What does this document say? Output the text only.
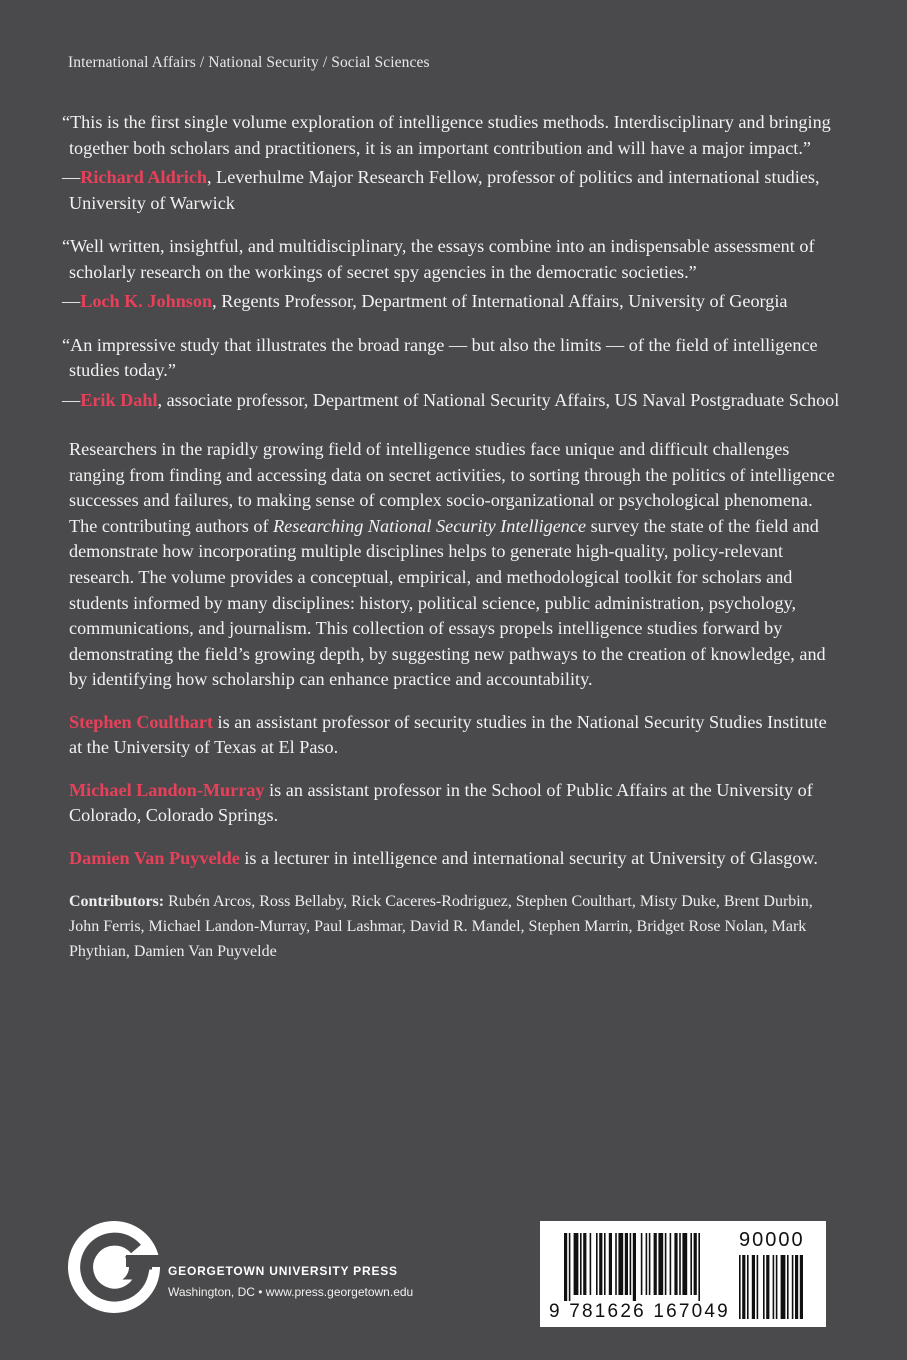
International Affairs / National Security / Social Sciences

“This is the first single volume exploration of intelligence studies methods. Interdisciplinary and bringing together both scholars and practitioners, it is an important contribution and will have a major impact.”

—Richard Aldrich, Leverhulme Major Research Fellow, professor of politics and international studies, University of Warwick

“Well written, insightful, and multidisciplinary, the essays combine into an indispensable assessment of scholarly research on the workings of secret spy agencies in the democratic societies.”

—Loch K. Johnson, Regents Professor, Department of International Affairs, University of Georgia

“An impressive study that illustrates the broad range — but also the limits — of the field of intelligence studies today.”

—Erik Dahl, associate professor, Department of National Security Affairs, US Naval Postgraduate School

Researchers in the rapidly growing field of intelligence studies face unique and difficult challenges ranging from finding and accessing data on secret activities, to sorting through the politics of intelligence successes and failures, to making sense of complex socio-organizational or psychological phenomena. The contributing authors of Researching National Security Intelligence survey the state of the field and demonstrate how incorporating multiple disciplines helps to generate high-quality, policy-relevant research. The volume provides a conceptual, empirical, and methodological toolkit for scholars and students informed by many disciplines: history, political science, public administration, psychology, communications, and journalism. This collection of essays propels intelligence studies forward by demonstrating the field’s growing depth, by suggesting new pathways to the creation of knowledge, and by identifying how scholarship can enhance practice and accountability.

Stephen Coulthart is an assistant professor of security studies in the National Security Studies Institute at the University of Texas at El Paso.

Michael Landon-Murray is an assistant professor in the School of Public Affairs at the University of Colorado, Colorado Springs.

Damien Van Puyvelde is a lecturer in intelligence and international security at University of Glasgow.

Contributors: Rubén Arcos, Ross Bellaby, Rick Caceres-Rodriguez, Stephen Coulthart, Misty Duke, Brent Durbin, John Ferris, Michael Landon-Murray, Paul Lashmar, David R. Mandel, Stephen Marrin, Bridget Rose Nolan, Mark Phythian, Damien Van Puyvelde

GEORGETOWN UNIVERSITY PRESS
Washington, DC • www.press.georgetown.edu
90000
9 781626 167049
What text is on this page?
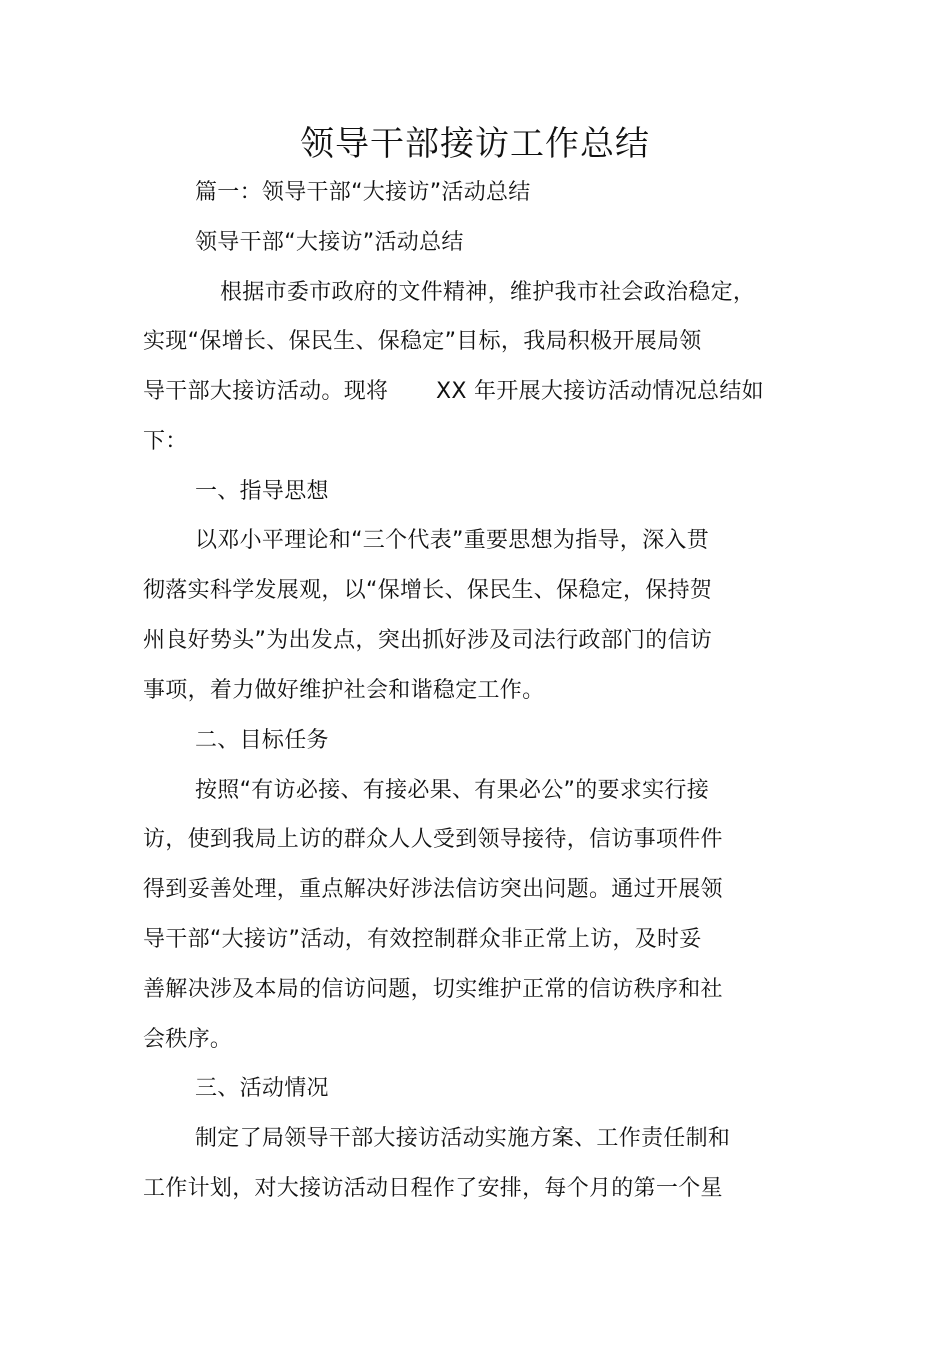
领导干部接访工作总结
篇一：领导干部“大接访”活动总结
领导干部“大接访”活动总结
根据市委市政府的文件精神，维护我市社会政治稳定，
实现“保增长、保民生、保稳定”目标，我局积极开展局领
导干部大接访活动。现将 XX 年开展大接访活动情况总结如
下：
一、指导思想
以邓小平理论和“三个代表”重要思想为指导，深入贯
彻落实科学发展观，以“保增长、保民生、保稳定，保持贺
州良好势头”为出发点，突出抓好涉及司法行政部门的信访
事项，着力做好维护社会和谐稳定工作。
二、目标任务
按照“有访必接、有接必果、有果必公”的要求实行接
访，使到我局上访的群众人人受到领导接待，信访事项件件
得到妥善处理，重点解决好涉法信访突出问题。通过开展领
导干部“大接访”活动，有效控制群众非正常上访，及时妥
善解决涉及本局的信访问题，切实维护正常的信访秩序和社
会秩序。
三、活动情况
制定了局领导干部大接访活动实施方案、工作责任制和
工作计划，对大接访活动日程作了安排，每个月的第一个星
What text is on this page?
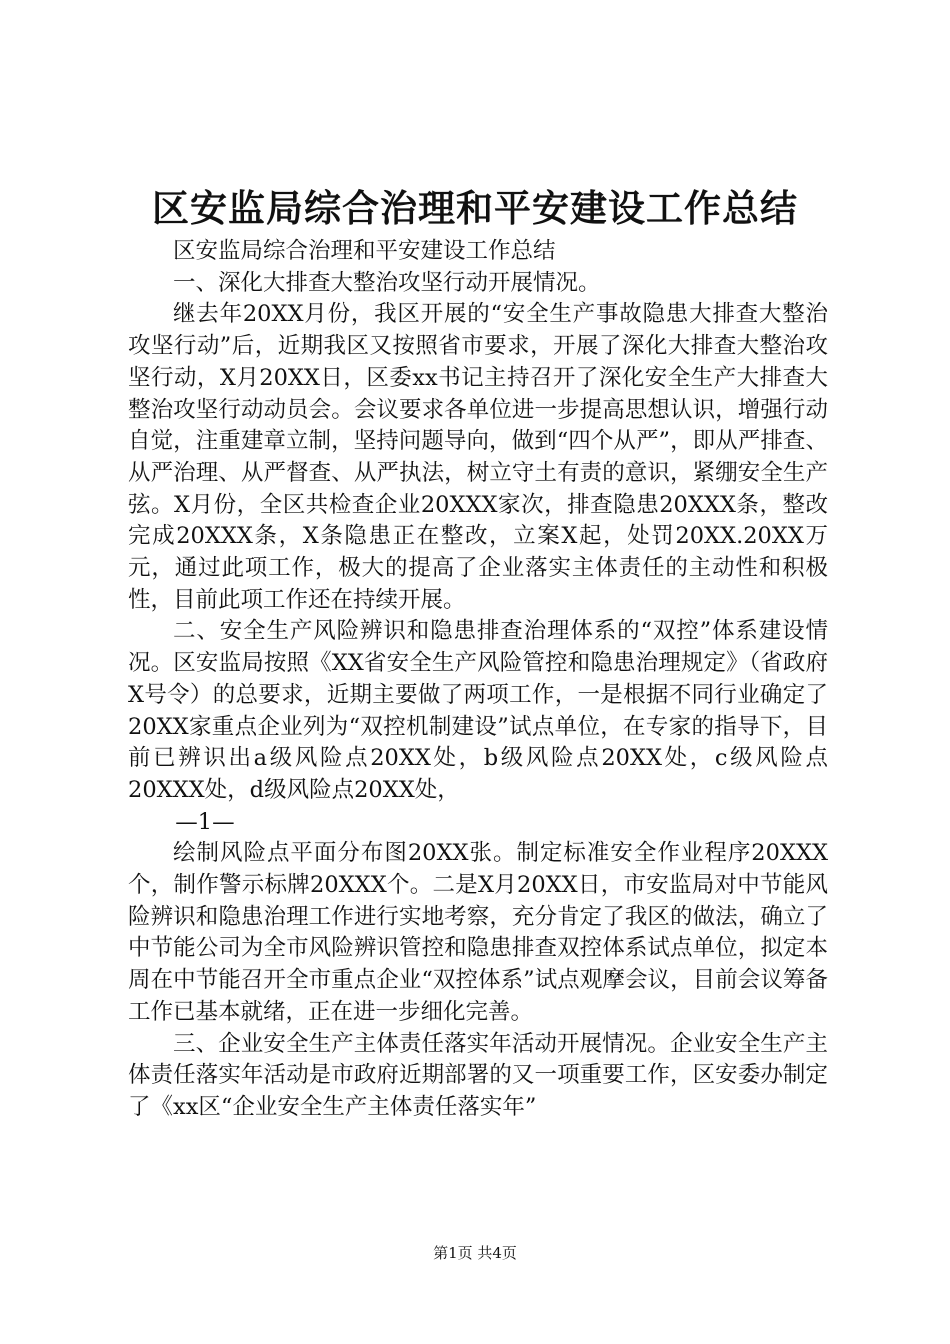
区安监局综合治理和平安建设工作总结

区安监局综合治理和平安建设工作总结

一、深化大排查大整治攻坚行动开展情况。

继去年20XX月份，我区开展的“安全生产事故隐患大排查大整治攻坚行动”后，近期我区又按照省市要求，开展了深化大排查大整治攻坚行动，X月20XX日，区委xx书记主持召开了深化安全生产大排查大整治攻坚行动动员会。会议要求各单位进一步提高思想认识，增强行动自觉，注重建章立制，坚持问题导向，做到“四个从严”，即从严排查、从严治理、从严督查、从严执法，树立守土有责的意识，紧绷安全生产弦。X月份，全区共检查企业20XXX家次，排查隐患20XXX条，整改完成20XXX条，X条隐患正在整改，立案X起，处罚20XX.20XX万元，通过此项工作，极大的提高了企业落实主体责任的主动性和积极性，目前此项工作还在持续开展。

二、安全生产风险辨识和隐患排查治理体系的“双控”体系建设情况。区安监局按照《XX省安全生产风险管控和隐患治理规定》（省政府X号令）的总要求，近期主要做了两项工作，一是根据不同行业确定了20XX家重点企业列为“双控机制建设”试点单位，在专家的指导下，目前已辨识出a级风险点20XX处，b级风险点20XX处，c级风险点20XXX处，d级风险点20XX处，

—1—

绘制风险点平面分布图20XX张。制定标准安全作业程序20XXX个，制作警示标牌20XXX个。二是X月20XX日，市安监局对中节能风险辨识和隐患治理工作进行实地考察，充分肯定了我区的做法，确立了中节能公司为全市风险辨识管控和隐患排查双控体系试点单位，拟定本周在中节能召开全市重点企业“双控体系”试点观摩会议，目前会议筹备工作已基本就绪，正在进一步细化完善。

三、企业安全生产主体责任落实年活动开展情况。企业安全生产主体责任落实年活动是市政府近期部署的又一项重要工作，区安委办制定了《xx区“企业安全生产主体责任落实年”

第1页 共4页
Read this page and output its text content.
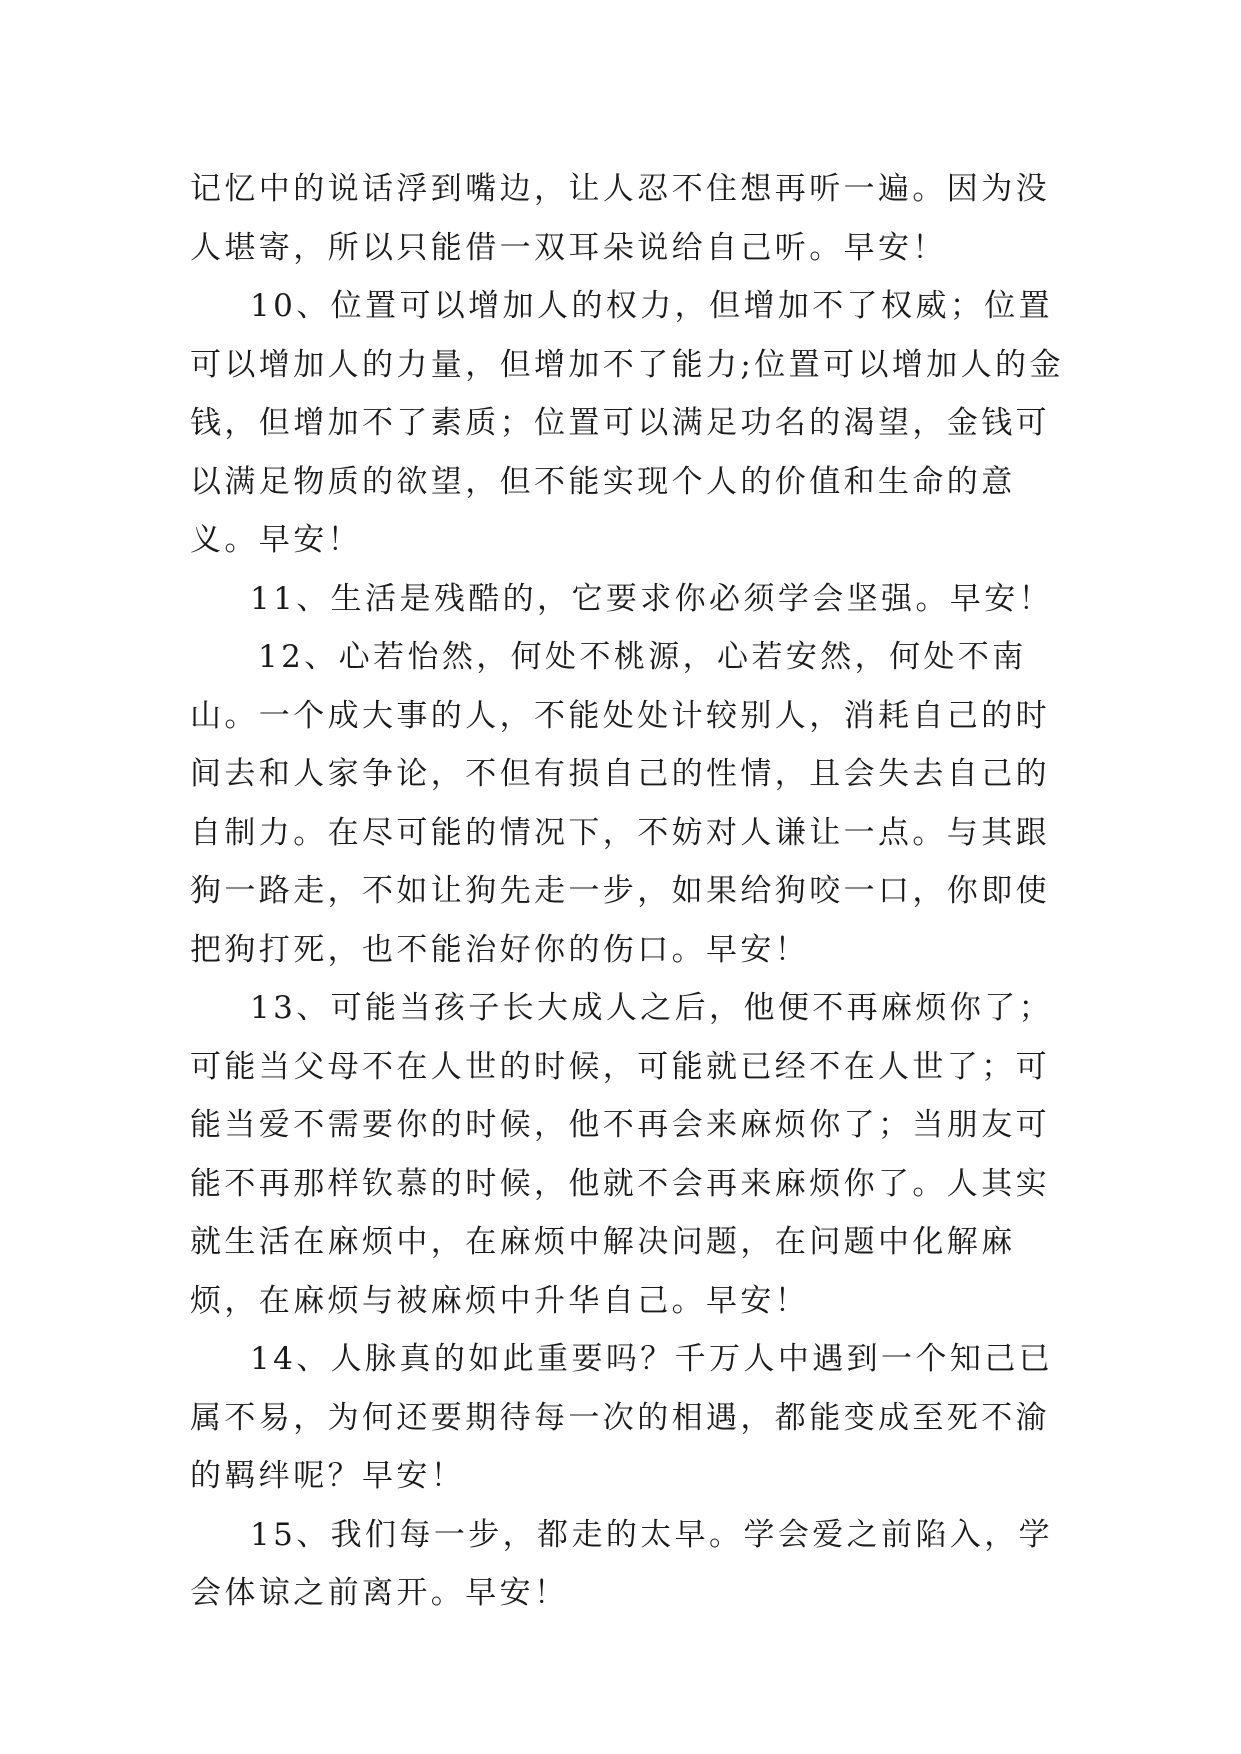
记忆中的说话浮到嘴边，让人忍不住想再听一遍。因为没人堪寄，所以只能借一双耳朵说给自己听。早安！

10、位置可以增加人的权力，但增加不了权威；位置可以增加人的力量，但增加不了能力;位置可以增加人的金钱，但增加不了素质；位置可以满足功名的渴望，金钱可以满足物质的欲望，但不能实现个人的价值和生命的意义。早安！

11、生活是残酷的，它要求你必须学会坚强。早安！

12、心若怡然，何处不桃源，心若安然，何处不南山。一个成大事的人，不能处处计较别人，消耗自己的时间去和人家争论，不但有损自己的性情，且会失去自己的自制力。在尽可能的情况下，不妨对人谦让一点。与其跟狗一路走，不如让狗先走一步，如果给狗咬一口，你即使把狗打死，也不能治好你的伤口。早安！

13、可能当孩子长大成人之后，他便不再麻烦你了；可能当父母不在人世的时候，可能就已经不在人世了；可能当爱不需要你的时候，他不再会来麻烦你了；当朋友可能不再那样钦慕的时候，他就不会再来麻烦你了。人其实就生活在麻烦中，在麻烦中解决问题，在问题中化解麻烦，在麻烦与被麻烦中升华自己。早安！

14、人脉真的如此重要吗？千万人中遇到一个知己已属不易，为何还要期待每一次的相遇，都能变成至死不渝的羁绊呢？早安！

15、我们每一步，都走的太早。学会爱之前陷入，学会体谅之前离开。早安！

## What you need to do
Pick out each line containing "Coulthart" and report it.

## Answer in full
Stephen Coulthart is an assistant professor of security studies in the National Security Studies Institute at the University of Texas at El Paso.
Contributors: Rubén Arcos, Ross Bellaby, Rick Caceres-Rodriguez, Stephen Coulthart, Misty Duke, Brent Durbin, John Ferris, Michael Landon-Murray, Paul Lashmar, David R. Mandel, Stephen Marrin, Bridget Rose Nolan, Mark Phythian, Damien Van Puyvelde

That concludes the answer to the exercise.